[Records from a data collection]

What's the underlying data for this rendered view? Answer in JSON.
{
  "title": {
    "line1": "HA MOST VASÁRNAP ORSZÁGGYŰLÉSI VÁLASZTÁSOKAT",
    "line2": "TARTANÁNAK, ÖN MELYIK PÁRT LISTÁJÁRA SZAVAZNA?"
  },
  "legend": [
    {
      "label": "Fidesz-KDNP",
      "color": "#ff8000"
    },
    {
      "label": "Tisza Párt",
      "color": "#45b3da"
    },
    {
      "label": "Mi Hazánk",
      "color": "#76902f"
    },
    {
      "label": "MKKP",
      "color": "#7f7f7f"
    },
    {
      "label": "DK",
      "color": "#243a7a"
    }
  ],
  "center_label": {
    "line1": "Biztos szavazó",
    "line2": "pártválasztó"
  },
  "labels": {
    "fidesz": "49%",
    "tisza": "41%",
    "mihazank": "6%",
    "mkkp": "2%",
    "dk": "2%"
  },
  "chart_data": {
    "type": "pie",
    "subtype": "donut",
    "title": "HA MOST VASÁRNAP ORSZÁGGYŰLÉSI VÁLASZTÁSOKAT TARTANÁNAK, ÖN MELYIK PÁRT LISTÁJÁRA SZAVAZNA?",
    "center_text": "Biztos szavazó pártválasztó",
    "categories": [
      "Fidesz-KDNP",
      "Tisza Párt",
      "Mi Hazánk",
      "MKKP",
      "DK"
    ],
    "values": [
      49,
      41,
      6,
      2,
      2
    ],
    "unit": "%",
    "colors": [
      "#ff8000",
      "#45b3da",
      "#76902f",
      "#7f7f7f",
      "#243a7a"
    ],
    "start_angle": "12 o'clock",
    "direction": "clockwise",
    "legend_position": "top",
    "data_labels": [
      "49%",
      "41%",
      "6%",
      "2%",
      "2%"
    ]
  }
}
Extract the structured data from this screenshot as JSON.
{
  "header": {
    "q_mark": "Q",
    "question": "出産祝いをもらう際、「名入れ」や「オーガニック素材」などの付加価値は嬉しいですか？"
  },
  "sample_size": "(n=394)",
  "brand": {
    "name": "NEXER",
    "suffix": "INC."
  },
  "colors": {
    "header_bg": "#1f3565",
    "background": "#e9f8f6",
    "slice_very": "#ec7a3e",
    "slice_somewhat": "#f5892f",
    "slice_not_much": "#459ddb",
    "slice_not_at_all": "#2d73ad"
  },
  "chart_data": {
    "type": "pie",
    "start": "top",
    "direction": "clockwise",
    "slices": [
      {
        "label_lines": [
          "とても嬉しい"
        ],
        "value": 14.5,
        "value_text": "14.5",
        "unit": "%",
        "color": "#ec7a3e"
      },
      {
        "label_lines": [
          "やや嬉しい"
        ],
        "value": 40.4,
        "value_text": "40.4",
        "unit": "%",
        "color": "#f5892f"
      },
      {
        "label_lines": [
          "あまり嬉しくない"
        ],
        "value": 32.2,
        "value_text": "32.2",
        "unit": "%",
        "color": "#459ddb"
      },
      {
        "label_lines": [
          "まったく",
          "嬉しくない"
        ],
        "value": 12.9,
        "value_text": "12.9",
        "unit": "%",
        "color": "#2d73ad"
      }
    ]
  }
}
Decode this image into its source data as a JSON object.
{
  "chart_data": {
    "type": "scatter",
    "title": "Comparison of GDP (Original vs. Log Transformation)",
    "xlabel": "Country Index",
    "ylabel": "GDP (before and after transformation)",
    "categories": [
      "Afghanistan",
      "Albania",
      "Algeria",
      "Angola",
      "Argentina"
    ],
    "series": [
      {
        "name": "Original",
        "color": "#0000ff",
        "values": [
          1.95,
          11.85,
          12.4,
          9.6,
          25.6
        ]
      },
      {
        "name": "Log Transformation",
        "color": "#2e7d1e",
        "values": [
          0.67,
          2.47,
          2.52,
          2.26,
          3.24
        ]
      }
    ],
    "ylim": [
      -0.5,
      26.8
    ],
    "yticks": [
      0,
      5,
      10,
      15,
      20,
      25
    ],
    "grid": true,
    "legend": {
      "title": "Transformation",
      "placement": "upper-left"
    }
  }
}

==

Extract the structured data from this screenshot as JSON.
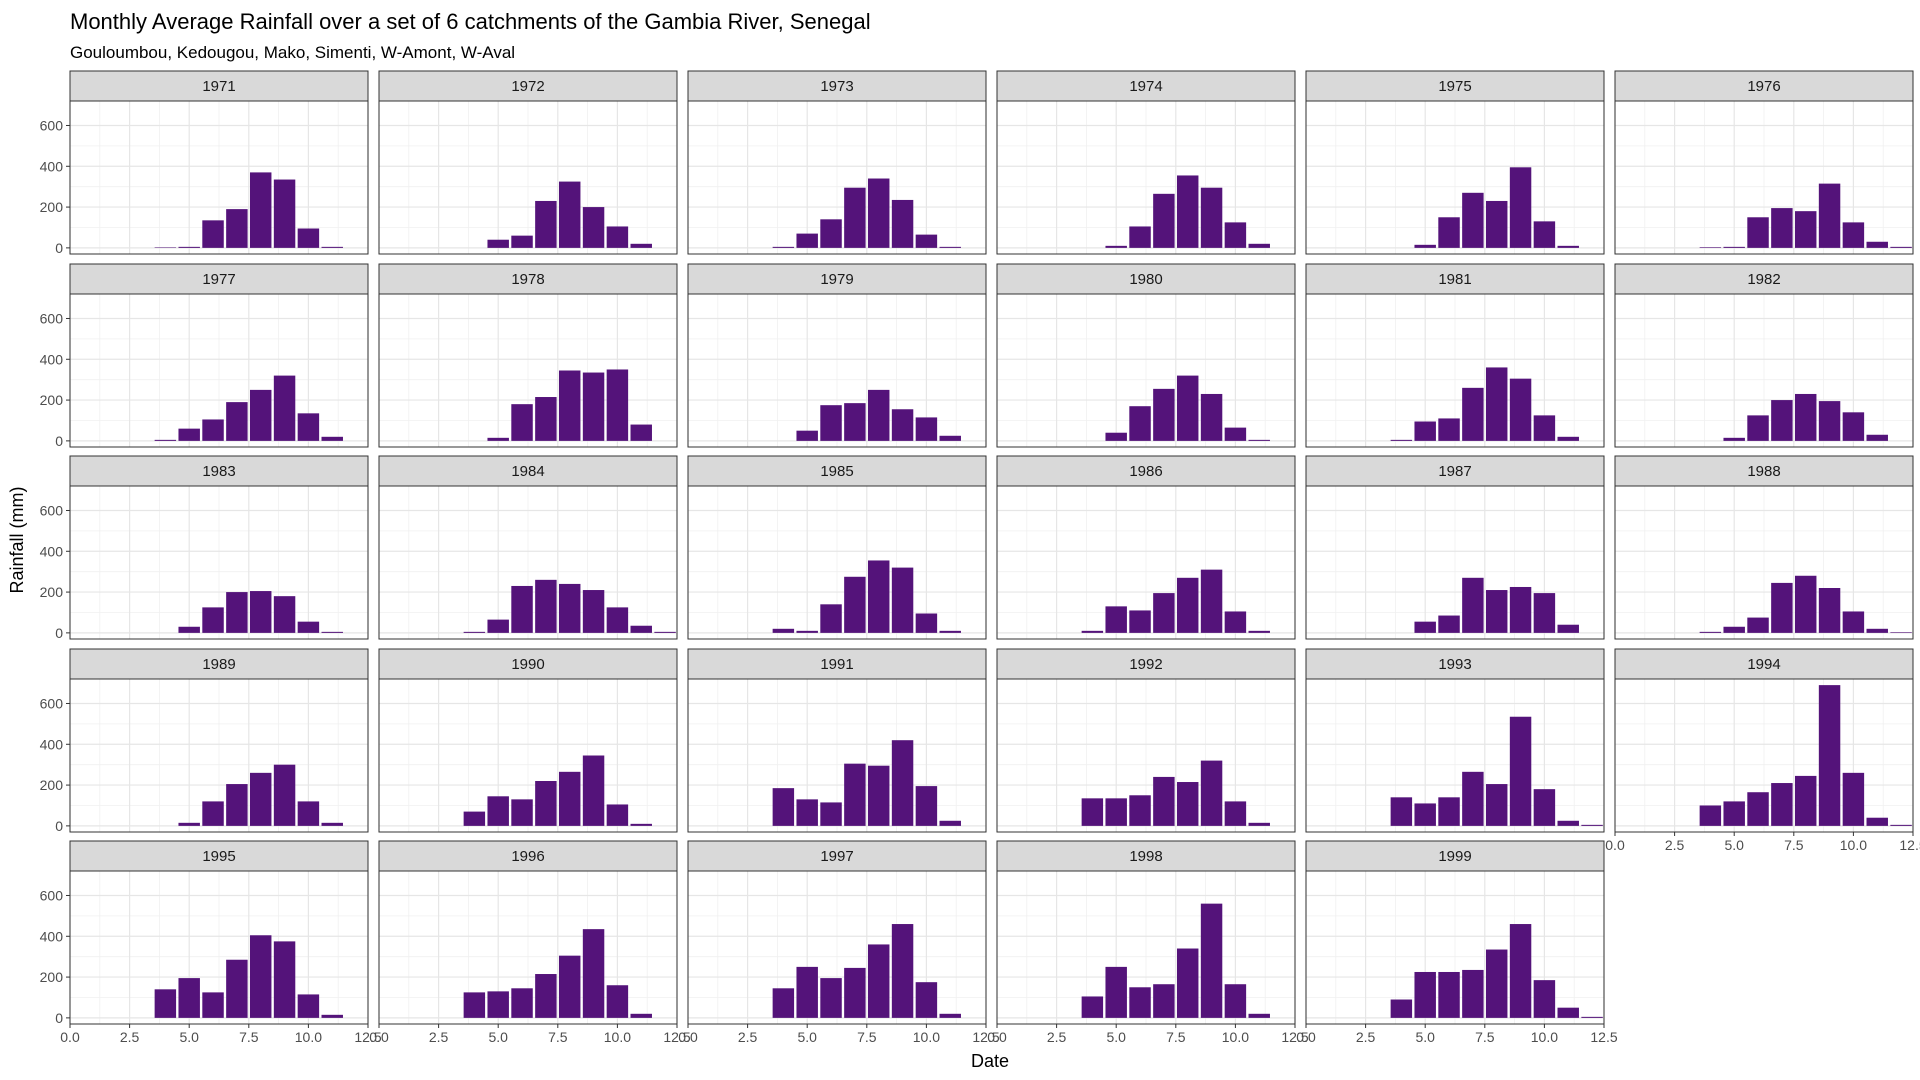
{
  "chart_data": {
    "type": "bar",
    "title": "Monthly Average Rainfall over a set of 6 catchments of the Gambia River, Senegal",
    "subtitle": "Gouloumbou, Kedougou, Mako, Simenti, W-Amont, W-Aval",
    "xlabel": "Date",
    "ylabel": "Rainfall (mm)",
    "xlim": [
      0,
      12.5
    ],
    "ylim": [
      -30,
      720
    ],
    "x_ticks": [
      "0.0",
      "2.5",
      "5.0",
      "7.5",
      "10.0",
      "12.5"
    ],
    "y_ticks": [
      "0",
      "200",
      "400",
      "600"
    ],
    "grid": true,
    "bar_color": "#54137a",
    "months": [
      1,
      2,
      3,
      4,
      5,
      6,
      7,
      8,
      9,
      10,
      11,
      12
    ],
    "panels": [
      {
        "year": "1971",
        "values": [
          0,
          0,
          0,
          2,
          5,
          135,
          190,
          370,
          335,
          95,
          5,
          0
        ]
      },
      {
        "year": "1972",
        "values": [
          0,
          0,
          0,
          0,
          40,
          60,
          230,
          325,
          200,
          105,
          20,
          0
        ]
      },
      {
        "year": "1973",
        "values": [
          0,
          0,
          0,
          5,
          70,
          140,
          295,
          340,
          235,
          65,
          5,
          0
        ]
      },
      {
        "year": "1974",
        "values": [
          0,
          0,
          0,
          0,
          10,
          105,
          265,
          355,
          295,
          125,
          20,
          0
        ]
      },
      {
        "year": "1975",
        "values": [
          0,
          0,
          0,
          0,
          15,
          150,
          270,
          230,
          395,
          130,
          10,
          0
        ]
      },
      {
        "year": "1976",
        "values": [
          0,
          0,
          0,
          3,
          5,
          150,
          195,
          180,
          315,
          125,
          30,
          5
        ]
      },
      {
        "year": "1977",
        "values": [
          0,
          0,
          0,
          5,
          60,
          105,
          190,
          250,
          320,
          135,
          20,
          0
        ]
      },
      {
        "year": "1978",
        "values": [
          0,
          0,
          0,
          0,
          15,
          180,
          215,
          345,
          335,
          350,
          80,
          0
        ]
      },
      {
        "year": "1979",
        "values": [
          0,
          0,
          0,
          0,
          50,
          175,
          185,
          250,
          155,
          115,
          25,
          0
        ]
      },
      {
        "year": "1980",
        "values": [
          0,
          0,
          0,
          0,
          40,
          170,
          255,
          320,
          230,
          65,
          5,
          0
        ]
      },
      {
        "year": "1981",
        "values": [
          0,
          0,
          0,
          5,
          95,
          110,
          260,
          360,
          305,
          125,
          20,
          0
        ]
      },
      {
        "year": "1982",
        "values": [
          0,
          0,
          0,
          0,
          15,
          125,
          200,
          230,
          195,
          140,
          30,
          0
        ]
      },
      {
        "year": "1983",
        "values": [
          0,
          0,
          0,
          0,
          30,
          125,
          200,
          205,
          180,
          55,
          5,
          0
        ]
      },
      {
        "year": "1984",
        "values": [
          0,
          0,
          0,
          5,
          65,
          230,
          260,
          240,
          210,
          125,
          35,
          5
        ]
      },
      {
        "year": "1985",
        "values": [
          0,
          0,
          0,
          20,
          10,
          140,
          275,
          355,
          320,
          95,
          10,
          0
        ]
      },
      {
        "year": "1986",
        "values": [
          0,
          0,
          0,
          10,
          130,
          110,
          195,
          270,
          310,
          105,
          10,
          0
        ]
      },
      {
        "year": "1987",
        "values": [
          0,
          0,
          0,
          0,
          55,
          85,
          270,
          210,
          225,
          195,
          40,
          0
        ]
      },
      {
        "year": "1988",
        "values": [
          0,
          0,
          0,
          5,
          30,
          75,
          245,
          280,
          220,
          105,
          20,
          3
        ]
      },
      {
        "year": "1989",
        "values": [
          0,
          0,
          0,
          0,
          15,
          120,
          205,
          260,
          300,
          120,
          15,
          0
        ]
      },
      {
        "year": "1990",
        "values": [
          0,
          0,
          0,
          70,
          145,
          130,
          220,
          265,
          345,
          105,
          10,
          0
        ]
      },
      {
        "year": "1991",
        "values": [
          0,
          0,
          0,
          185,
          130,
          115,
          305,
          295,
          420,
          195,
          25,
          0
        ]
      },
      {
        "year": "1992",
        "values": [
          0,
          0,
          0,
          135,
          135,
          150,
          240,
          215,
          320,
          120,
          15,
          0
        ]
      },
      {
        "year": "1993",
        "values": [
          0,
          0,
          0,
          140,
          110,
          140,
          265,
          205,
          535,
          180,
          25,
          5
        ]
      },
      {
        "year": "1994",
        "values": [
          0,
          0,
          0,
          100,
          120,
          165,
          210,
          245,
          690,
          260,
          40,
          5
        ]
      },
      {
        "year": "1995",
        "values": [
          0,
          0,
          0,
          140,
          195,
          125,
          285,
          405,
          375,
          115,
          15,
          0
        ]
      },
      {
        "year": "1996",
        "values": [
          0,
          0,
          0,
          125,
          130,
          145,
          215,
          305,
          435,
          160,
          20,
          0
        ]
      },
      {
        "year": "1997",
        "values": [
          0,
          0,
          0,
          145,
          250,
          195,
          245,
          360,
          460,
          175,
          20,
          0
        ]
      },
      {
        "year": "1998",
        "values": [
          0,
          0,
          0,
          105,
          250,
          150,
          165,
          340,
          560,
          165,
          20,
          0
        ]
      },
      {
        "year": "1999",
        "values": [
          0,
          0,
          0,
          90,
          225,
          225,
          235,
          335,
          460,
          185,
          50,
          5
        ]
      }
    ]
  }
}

==

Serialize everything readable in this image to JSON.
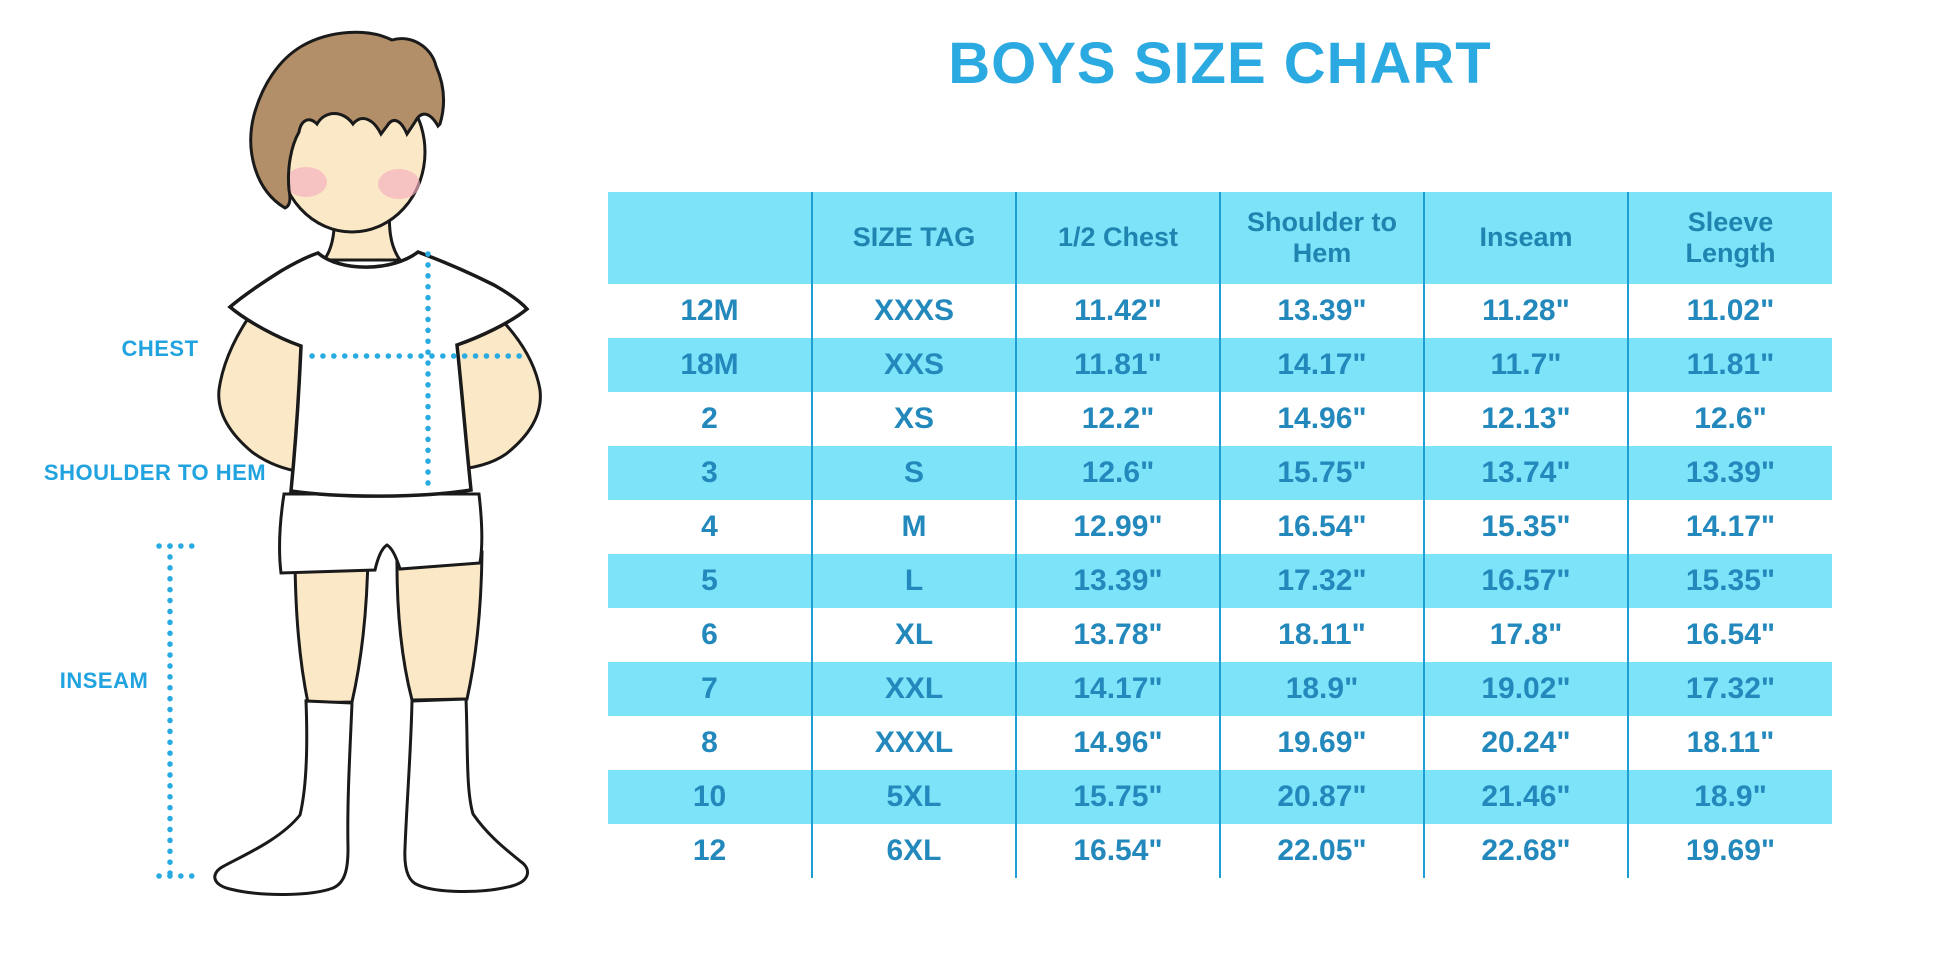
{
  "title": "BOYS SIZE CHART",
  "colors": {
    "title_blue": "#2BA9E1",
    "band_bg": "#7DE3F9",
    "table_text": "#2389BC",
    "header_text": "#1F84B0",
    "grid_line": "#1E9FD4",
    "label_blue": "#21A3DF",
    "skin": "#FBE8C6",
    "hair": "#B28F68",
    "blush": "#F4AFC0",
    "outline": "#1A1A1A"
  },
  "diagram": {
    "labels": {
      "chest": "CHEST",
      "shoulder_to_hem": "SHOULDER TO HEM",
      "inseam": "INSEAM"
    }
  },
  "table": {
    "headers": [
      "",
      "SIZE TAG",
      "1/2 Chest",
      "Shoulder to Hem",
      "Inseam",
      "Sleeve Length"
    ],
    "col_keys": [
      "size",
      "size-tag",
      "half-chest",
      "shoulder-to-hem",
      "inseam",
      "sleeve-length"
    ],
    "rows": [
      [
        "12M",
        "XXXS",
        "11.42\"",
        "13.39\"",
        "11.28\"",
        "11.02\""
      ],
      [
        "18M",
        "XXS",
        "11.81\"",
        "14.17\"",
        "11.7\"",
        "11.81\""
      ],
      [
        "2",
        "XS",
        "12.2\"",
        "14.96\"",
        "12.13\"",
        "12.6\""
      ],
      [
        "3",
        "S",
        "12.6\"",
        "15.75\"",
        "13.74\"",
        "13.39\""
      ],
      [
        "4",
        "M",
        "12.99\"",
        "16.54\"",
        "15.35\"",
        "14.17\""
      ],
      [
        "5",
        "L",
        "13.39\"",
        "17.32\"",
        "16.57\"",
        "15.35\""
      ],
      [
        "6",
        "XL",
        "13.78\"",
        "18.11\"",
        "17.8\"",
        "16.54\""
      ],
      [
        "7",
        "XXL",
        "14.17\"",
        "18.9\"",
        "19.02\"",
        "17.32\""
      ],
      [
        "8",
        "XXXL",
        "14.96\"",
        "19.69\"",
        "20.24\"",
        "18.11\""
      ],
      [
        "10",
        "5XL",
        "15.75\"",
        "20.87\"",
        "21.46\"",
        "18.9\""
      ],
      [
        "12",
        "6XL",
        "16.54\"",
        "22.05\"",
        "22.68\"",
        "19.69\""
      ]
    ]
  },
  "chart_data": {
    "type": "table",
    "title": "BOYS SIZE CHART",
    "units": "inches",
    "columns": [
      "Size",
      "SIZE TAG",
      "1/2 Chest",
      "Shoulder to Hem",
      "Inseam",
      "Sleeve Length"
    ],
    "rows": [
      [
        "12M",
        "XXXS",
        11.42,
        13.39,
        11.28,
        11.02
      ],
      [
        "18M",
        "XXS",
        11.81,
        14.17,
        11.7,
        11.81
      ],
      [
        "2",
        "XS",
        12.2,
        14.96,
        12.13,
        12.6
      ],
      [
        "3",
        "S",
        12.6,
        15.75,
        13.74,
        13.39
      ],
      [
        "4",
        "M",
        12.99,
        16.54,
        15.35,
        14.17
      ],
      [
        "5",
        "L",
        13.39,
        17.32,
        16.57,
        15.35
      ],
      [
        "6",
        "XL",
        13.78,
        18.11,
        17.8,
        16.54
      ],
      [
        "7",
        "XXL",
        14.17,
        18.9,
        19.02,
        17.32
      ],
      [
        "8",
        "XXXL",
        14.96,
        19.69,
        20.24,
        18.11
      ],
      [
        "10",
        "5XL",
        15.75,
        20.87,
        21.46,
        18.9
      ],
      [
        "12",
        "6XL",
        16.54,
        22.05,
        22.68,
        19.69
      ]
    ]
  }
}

### Goal
Collect every line with the string "BOYS" from the records, and copy each.

### Answer for the task
  "title": "BOYS SIZE CHART",
    "title": "BOYS SIZE CHART",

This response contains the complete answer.